**Your objective**
Go through the records underneath and write each one out again exactly.

**Provided entries**
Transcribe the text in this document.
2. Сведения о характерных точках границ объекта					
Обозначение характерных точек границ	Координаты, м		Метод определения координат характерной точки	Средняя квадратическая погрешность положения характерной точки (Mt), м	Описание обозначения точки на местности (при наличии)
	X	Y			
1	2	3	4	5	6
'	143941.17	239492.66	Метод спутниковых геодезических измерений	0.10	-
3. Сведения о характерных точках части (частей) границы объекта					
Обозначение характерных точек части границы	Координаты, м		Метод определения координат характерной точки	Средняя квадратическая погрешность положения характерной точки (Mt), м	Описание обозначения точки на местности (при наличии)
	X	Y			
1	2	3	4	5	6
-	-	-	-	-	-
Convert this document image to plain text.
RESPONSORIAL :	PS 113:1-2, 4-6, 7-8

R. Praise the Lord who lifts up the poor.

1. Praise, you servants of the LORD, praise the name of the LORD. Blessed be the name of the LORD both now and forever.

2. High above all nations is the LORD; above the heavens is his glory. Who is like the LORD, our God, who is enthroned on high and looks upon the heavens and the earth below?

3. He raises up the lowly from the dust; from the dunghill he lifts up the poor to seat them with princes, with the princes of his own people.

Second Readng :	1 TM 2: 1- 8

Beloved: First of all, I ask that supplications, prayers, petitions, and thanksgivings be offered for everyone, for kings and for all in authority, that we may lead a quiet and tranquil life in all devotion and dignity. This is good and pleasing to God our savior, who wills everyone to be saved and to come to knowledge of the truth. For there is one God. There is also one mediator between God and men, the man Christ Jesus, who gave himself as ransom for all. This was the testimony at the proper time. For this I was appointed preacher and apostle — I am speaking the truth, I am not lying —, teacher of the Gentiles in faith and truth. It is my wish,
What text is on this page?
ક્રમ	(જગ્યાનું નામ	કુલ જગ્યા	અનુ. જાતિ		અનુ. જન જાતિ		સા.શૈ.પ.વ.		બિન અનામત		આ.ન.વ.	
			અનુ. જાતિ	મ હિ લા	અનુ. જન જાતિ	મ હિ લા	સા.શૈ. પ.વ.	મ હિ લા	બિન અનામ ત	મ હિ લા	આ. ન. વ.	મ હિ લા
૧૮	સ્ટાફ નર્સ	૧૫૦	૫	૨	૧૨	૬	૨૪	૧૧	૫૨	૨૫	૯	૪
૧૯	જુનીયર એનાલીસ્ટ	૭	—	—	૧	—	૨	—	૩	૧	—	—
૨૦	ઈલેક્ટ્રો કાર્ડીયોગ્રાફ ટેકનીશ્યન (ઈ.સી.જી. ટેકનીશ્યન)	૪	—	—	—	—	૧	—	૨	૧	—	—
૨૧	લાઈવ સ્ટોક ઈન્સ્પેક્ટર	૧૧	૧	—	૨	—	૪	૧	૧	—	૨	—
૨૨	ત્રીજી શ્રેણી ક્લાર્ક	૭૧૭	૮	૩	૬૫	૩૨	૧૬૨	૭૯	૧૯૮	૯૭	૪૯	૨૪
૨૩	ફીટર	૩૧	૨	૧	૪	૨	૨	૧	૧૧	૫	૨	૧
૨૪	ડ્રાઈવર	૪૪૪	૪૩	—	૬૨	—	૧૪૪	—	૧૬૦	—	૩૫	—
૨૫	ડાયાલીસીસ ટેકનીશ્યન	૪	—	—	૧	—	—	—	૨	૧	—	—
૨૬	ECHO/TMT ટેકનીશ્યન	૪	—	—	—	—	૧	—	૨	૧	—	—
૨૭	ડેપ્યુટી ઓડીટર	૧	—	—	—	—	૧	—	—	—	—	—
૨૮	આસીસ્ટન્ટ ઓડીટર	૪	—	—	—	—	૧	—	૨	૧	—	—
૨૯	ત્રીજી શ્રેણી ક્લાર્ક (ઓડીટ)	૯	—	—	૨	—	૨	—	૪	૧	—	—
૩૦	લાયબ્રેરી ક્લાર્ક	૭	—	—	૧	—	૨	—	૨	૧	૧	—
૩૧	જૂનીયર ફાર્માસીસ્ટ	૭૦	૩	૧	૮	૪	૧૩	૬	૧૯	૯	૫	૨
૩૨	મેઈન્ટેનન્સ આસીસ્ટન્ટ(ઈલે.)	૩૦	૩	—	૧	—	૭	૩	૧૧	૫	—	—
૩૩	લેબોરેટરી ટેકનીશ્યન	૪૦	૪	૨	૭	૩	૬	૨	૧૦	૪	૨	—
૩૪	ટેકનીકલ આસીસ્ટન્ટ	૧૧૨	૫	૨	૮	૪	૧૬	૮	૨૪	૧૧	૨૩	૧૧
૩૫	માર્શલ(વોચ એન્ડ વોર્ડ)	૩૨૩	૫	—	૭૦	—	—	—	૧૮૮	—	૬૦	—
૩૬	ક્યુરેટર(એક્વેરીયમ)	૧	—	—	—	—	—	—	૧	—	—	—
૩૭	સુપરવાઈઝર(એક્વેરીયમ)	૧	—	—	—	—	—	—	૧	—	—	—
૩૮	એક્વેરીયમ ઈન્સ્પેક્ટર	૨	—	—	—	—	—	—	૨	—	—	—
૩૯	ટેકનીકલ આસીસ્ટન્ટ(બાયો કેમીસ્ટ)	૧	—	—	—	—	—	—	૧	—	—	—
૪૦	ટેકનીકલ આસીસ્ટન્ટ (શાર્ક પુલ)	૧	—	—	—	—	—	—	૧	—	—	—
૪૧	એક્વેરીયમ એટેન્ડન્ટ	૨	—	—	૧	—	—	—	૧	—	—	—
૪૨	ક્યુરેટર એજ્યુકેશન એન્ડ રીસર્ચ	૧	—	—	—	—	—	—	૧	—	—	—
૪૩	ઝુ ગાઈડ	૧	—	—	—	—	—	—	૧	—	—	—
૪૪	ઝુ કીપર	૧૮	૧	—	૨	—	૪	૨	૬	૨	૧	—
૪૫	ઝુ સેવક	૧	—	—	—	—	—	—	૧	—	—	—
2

**Full output**
Transcribe the text in this document.
2. Сведения о характерных точках границ объекта					
Обозначение характерных точек границ	Координаты, м		Метод определения координат характерной точки	Средняя квадратическая погрешность положения характерной точки (Mt), м	Описание обозначения точки на местности (при наличии)
	X	Y			
1	2	3	4	5	6
'	143941.17	239492.66	Метод спутниковых геодезических измерений	0.10	-
3. Сведения о характерных точках части (частей) границы объекта					
Обозначение характерных точек части границы	Координаты, м		Метод определения координат характерной точки	Средняя квадратическая погрешность положения характерной точки (Mt), м	Описание обозначения точки на местности (при наличии)
	X	Y			
1	2	3	4	5	6
-	-	-	-	-	-
Convert this document image to plain text.
RESPONSORIAL :	PS 113:1-2, 4-6, 7-8

R. Praise the Lord who lifts up the poor.

1. Praise, you servants of the LORD, praise the name of the LORD. Blessed be the name of the LORD both now and forever.

2. High above all nations is the LORD; above the heavens is his glory. Who is like the LORD, our God, who is enthroned on high and looks upon the heavens and the earth below?

3. He raises up the lowly from the dust; from the dunghill he lifts up the poor to seat them with princes, with the princes of his own people.

Second Readng :	1 TM 2: 1- 8

Beloved: First of all, I ask that supplications, prayers, petitions, and thanksgivings be offered for everyone, for kings and for all in authority, that we may lead a quiet and tranquil life in all devotion and dignity. This is good and pleasing to God our savior, who wills everyone to be saved and to come to knowledge of the truth. For there is one God. There is also one mediator between God and men, the man Christ Jesus, who gave himself as ransom for all. This was the testimony at the proper time. For this I was appointed preacher and apostle — I am speaking the truth, I am not lying —, teacher of the Gentiles in faith and truth. It is my wish,
What text is on this page?
ક્રમ	(જગ્યાનું નામ	કુલ જગ્યા	અનુ. જાતિ		અનુ. જન જાતિ		સા.શૈ.પ.વ.		બિન અનામત		આ.ન.વ.	
			અનુ. જાતિ	મ હિ લા	અનુ. જન જાતિ	મ હિ લા	સા.શૈ. પ.વ.	મ હિ લા	બિન અનામ ત	મ હિ લા	આ. ન. વ.	મ હિ લા
૧૮	સ્ટાફ નર્સ	૧૫૦	૫	૨	૧૨	૬	૨૪	૧૧	૫૨	૨૫	૯	૪
૧૯	જુનીયર એનાલીસ્ટ	૭	—	—	૧	—	૨	—	૩	૧	—	—
૨૦	ઈલેક્ટ્રો કાર્ડીયોગ્રાફ ટેકનીશ્યન (ઈ.સી.જી. ટેકનીશ્યન)	૪	—	—	—	—	૧	—	૨	૧	—	—
૨૧	લાઈવ સ્ટોક ઈન્સ્પેક્ટર	૧૧	૧	—	૨	—	૪	૧	૧	—	૨	—
૨૨	ત્રીજી શ્રેણી ક્લાર્ક	૭૧૭	૮	૩	૬૫	૩૨	૧૬૨	૭૯	૧૯૮	૯૭	૪૯	૨૪
૨૩	ફીટર	૩૧	૨	૧	૪	૨	૨	૧	૧૧	૫	૨	૧
૨૪	ડ્રાઈવર	૪૪૪	૪૩	—	૬૨	—	૧૪૪	—	૧૬૦	—	૩૫	—
૨૫	ડાયાલીસીસ ટેકનીશ્યન	૪	—	—	૧	—	—	—	૨	૧	—	—
૨૬	ECHO/TMT ટેકનીશ્યન	૪	—	—	—	—	૧	—	૨	૧	—	—
૨૭	ડેપ્યુટી ઓડીટર	૧	—	—	—	—	૧	—	—	—	—	—
૨૮	આસીસ્ટન્ટ ઓડીટર	૪	—	—	—	—	૧	—	૨	૧	—	—
૨૯	ત્રીજી શ્રેણી ક્લાર્ક (ઓડીટ)	૯	—	—	૨	—	૨	—	૪	૧	—	—
૩૦	લાયબ્રેરી ક્લાર્ક	૭	—	—	૧	—	૨	—	૨	૧	૧	—
૩૧	જૂનીયર ફાર્માસીસ્ટ	૭૦	૩	૧	૮	૪	૧૩	૬	૧૯	૯	૫	૨
૩૨	મેઈન્ટેનન્સ આસીસ્ટન્ટ(ઈલે.)	૩૦	૩	—	૧	—	૭	૩	૧૧	૫	—	—
૩૩	લેબોરેટરી ટેકનીશ્યન	૪૦	૪	૨	૭	૩	૬	૨	૧૦	૪	૨	—
૩૪	ટેકનીકલ આસીસ્ટન્ટ	૧૧૨	૫	૨	૮	૪	૧૬	૮	૨૪	૧૧	૨૩	૧૧
૩૫	માર્શલ(વોચ એન્ડ વોર્ડ)	૩૨૩	૫	—	૭૦	—	—	—	૧૮૮	—	૬૦	—
૩૬	ક્યુરેટર(એક્વેરીયમ)	૧	—	—	—	—	—	—	૧	—	—	—
૩૭	સુપરવાઈઝર(એક્વેરીયમ)	૧	—	—	—	—	—	—	૧	—	—	—
૩૮	એક્વેરીયમ ઈન્સ્પેક્ટર	૨	—	—	—	—	—	—	૨	—	—	—
૩૯	ટેકનીકલ આસીસ્ટન્ટ(બાયો કેમીસ્ટ)	૧	—	—	—	—	—	—	૧	—	—	—
૪૦	ટેકનીકલ આસીસ્ટન્ટ (શાર્ક પુલ)	૧	—	—	—	—	—	—	૧	—	—	—
૪૧	એક્વેરીયમ એટેન્ડન્ટ	૨	—	—	૧	—	—	—	૧	—	—	—
૪૨	ક્યુરેટર એજ્યુકેશન એન્ડ રીસર્ચ	૧	—	—	—	—	—	—	૧	—	—	—
૪૩	ઝુ ગાઈડ	૧	—	—	—	—	—	—	૧	—	—	—
૪૪	ઝુ કીપર	૧૮	૧	—	૨	—	૪	૨	૬	૨	૧	—
૪૫	ઝુ સેવક	૧	—	—	—	—	—	—	૧	—	—	—
2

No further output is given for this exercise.